#### ENTRIES SHOWN

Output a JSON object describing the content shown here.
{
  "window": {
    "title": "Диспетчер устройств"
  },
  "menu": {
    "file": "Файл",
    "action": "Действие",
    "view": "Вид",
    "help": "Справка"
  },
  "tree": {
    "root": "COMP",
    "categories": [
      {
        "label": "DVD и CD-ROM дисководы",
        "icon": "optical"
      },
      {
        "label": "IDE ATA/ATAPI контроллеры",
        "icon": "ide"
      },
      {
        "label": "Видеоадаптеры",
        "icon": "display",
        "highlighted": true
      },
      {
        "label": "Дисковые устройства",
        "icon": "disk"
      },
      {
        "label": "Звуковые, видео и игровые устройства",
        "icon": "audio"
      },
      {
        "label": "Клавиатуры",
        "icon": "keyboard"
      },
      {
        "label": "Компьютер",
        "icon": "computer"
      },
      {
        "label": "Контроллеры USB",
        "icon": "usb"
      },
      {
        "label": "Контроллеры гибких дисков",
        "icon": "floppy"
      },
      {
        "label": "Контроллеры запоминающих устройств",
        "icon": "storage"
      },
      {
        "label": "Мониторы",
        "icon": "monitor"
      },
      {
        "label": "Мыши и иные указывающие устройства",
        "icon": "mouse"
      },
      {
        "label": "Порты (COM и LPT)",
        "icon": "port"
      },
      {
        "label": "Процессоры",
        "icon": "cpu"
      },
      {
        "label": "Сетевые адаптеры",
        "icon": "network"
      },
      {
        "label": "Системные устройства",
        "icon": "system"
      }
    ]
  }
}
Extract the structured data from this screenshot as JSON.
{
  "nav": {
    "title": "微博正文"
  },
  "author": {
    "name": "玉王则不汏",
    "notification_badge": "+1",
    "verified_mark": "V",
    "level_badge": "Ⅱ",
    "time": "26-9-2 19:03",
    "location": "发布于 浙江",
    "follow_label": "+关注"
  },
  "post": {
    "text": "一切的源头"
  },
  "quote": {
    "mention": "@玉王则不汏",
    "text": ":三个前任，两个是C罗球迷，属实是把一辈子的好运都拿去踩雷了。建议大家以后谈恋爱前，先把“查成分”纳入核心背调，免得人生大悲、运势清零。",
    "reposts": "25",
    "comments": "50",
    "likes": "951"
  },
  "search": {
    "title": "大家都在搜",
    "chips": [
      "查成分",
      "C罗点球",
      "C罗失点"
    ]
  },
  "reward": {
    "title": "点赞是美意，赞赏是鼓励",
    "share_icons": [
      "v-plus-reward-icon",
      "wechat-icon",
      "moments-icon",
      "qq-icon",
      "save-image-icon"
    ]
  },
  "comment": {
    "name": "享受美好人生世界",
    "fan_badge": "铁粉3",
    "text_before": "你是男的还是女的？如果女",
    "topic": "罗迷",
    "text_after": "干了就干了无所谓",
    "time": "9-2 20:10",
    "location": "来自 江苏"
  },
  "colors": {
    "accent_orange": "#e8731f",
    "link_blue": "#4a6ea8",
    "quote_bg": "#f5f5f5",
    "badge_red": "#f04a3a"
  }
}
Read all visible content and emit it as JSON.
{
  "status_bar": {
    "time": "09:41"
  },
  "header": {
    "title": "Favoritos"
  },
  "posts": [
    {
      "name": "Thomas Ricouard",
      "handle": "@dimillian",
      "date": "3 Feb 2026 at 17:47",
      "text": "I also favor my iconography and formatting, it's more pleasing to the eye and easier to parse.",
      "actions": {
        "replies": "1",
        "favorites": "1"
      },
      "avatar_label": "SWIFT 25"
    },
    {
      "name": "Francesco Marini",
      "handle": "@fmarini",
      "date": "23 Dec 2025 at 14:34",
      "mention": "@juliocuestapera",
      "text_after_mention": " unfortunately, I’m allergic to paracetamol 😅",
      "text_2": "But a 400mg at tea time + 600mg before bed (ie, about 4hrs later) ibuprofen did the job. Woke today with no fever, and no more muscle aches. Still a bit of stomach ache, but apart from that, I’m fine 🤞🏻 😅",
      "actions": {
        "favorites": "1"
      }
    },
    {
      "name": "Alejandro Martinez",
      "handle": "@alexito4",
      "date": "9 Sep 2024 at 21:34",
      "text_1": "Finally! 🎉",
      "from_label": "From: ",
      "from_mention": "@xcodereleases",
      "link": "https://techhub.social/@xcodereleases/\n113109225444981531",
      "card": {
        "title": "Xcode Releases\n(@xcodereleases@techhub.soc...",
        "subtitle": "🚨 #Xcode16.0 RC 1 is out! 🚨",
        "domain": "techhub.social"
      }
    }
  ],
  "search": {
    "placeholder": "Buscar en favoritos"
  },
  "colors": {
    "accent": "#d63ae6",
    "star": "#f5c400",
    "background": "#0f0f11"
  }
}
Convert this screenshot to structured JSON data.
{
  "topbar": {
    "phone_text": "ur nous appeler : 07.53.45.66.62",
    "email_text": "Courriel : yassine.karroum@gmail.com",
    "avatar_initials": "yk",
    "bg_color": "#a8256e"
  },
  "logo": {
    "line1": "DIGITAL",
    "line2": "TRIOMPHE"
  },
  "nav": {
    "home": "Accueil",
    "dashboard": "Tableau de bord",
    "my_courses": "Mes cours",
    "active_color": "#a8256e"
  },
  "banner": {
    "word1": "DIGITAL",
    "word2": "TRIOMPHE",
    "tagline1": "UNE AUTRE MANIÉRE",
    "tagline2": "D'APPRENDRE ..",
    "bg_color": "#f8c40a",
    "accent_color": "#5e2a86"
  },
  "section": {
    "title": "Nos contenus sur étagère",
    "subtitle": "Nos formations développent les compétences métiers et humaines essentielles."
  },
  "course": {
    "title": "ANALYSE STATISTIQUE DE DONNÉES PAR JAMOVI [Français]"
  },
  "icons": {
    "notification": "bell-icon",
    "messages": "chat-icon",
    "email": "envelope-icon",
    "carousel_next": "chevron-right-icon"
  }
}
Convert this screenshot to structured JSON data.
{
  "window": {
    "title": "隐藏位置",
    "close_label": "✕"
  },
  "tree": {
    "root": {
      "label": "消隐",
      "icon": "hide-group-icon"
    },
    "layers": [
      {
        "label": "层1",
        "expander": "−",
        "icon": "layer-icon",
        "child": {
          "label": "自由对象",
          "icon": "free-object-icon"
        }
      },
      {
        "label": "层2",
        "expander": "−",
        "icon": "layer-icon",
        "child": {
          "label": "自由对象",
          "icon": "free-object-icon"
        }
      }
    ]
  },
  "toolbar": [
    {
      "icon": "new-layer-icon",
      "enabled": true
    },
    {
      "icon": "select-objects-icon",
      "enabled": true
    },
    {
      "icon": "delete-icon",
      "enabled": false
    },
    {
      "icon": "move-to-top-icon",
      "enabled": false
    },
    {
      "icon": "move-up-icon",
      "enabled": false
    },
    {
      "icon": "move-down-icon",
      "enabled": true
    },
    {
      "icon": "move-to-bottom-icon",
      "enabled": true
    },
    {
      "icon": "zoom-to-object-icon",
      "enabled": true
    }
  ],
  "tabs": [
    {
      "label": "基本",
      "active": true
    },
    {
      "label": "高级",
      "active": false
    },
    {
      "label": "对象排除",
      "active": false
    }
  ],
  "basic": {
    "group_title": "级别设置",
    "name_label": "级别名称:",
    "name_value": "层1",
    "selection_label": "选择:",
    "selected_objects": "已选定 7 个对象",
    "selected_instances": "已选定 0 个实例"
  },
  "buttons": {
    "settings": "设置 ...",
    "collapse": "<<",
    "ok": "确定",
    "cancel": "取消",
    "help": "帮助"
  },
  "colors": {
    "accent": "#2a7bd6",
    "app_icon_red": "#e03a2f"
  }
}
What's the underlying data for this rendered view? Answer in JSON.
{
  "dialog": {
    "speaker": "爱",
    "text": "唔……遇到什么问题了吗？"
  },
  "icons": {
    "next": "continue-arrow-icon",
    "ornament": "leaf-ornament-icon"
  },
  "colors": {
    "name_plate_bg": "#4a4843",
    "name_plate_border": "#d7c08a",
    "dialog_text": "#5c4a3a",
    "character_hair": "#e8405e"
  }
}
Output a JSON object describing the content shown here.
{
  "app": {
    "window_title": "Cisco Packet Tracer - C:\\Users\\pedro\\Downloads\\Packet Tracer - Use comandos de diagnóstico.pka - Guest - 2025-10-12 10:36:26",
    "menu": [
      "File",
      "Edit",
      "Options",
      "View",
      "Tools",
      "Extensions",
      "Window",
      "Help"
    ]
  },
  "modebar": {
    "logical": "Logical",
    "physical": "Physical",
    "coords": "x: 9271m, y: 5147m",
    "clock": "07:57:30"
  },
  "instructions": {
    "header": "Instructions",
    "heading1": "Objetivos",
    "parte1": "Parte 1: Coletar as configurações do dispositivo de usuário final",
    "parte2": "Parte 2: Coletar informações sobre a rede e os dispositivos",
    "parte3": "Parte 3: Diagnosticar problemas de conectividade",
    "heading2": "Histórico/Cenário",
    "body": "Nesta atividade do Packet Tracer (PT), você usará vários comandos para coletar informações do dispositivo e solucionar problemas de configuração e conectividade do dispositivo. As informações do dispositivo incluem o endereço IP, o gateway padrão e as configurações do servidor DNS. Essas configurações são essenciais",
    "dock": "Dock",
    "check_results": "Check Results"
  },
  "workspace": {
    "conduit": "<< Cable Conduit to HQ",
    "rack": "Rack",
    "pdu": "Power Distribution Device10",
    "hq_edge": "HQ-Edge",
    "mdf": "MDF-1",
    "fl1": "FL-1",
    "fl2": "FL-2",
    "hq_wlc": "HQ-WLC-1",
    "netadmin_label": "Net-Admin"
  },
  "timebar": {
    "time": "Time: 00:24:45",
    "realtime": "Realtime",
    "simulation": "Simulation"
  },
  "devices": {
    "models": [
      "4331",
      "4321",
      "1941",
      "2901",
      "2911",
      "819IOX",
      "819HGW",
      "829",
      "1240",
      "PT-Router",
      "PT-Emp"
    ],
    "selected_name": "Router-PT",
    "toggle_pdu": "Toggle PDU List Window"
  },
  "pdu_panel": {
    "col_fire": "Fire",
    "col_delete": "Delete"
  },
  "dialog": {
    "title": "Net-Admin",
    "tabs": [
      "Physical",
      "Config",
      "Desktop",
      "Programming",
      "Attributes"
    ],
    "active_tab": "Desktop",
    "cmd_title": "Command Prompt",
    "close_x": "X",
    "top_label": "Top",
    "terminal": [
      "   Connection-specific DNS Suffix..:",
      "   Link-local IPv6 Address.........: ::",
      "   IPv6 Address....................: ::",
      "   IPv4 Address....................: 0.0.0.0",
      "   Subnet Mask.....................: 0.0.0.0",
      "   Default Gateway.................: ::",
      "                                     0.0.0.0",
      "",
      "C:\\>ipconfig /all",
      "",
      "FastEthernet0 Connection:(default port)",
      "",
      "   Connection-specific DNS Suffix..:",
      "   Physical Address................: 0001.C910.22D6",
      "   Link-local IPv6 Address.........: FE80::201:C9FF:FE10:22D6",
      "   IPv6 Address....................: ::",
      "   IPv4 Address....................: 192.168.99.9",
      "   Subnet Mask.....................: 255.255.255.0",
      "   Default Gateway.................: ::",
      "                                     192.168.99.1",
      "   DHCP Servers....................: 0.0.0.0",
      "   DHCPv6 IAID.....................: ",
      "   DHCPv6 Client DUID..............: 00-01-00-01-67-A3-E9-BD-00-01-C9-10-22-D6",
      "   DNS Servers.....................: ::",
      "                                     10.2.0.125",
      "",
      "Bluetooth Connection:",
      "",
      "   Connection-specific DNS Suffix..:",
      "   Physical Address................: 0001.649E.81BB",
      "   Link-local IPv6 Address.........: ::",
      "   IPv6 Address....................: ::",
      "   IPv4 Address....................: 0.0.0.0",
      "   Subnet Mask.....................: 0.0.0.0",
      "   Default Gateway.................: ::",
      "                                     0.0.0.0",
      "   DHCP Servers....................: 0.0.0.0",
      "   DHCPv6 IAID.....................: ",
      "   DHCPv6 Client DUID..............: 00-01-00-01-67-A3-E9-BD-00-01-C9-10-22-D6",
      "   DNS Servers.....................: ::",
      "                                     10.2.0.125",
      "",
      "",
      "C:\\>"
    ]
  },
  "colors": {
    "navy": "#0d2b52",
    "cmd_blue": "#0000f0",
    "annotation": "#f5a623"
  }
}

########

*TASK DIRECTIONS*. Copy out every line from the data above that has "port" in it.

*TASK SOLUTION*.
        "icon": "port"
      "FastEthernet0 Connection:(default port)",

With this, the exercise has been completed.